-- Required work --
From the entries that follow, pick out all lines holding "this".

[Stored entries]
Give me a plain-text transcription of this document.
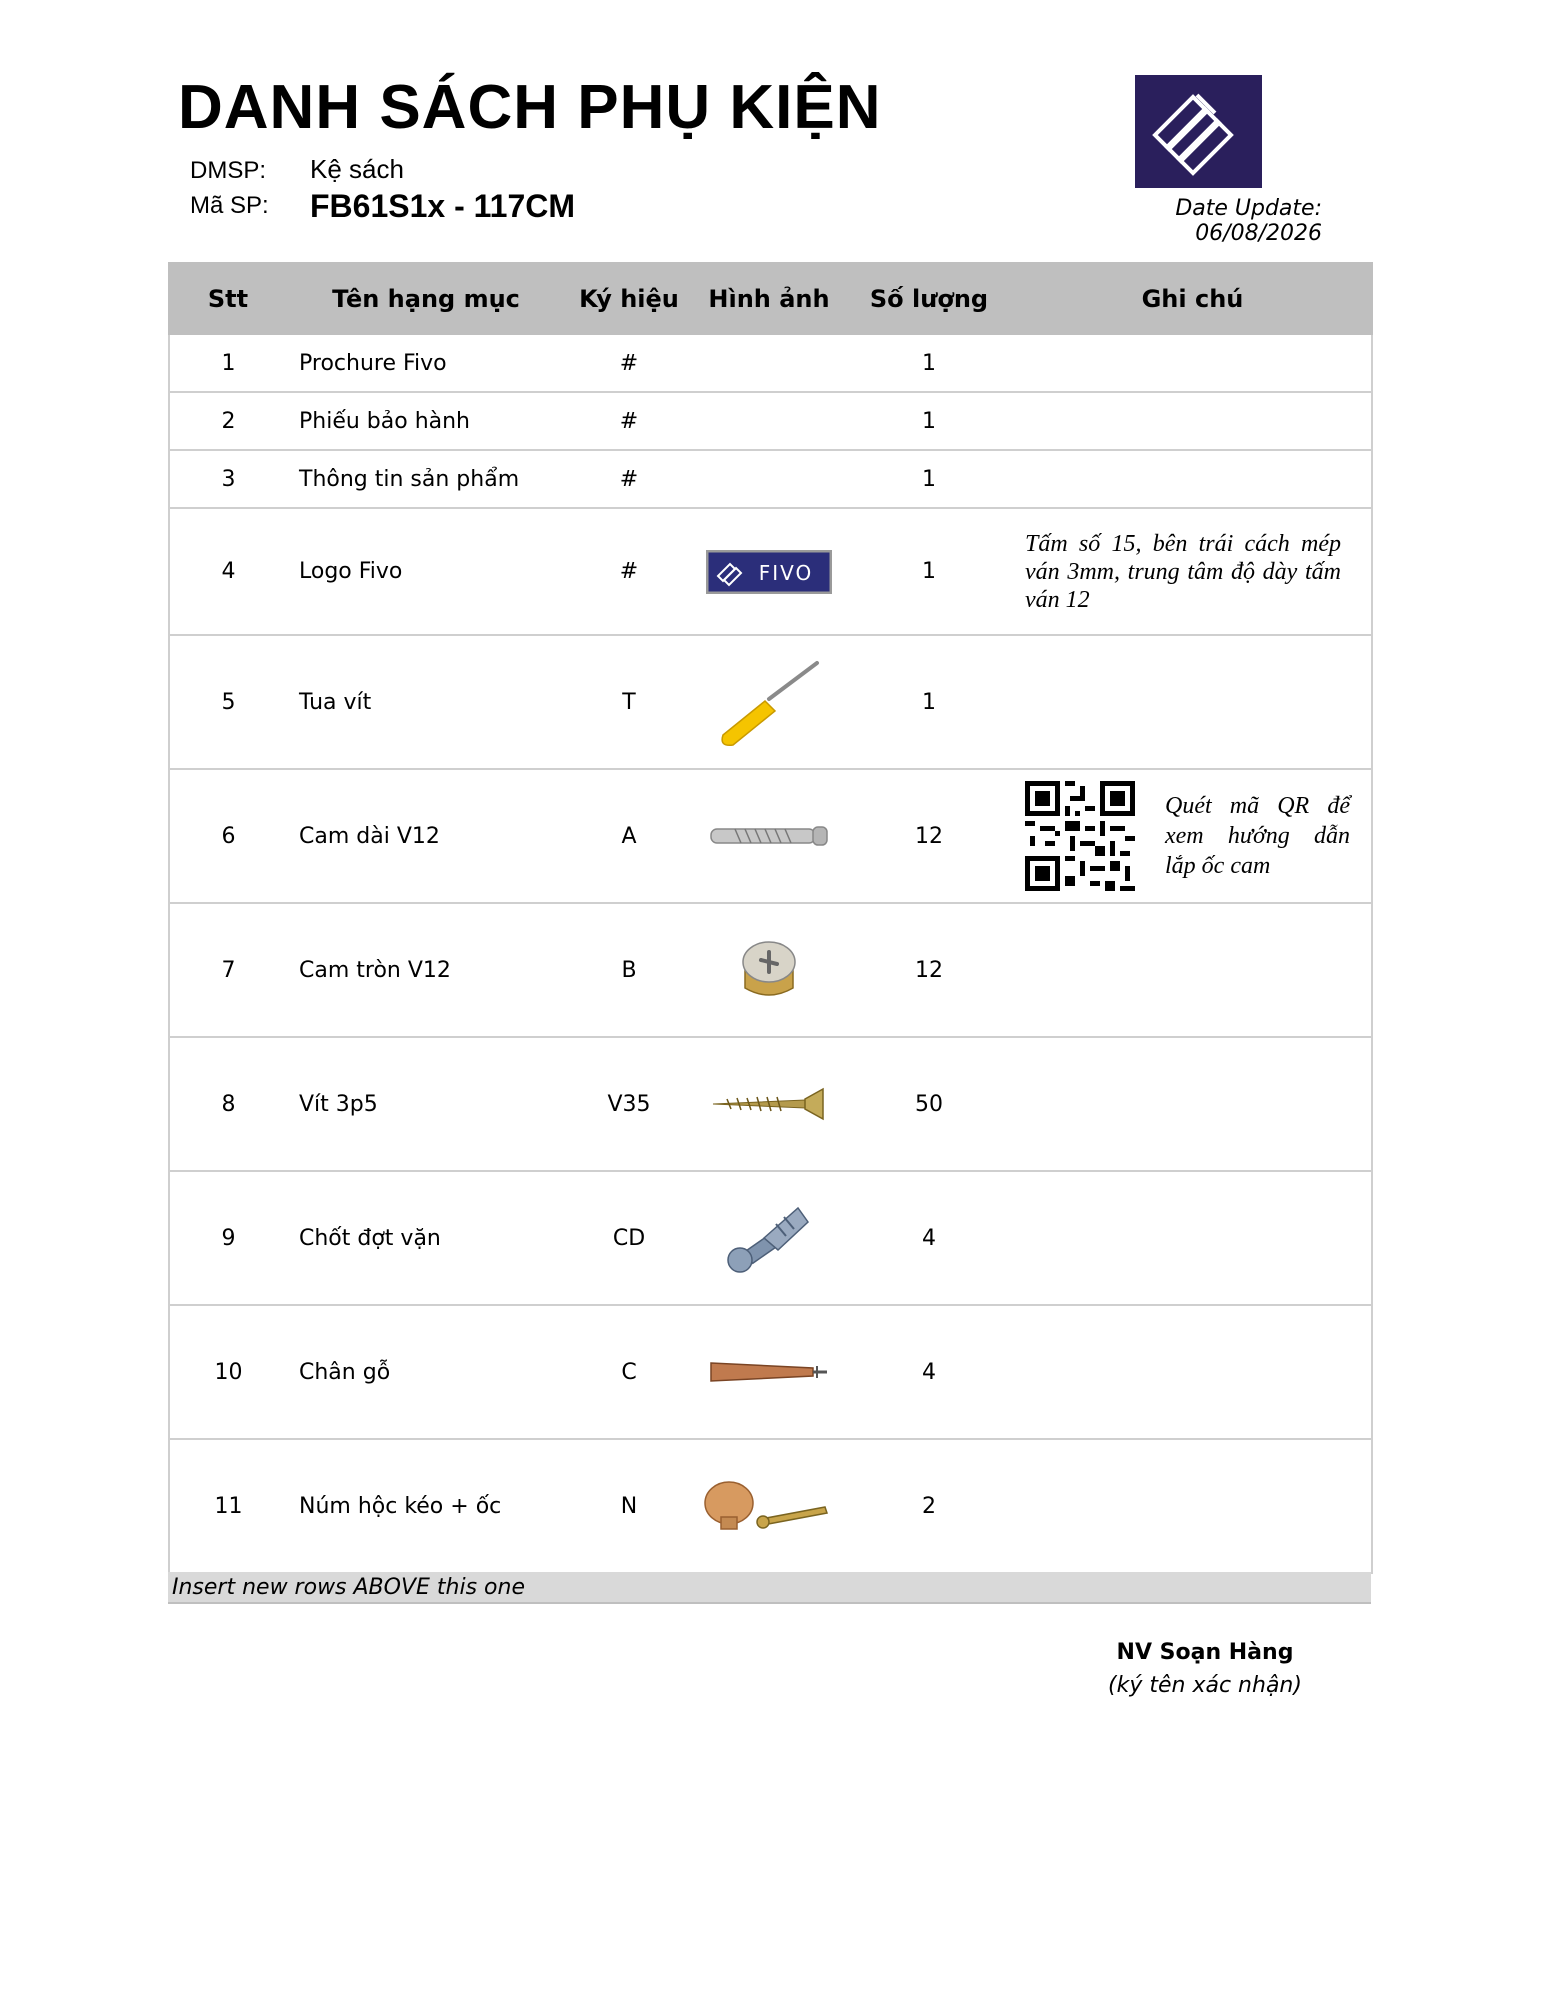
DANH SÁCH PHỤ KIỆN
DMSP: Kệ sách
Mã SP: FB61S1x - 117CM	Date Update: 06/08/2026
Stt	Tên hạng mục	Ký hiệu	Hình ảnh	Số lượng	Ghi chú
1	Prochure Fivo	#		1	
2	Phiếu bảo hành	#		1	
3	Thông tin sản phẩm	#		1	
4	Logo Fivo	#	FIVO	1	Tấm số 15, bên trái cách mép ván 3mm, trung tâm độ dày tấm ván 12

5	Tua vít	T		1	
6	Cam dài V12	A		12	Quét mã QR để xem hướng dẫn lắp ốc cam

7	Cam tròn V12	B		12	
8	Vít 3p5	V35		50	
9	Chốt đợt vặn	CD		4	
10	Chân gỗ	C		4	
11	Núm hộc kéo + ốc	N		2	
Insert new rows ABOVE this one
NV Soạn Hàng
(ký tên xác nhận)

-- Result of the task --
Give me a plain-text transcription of this document.
Insert new rows ABOVE this one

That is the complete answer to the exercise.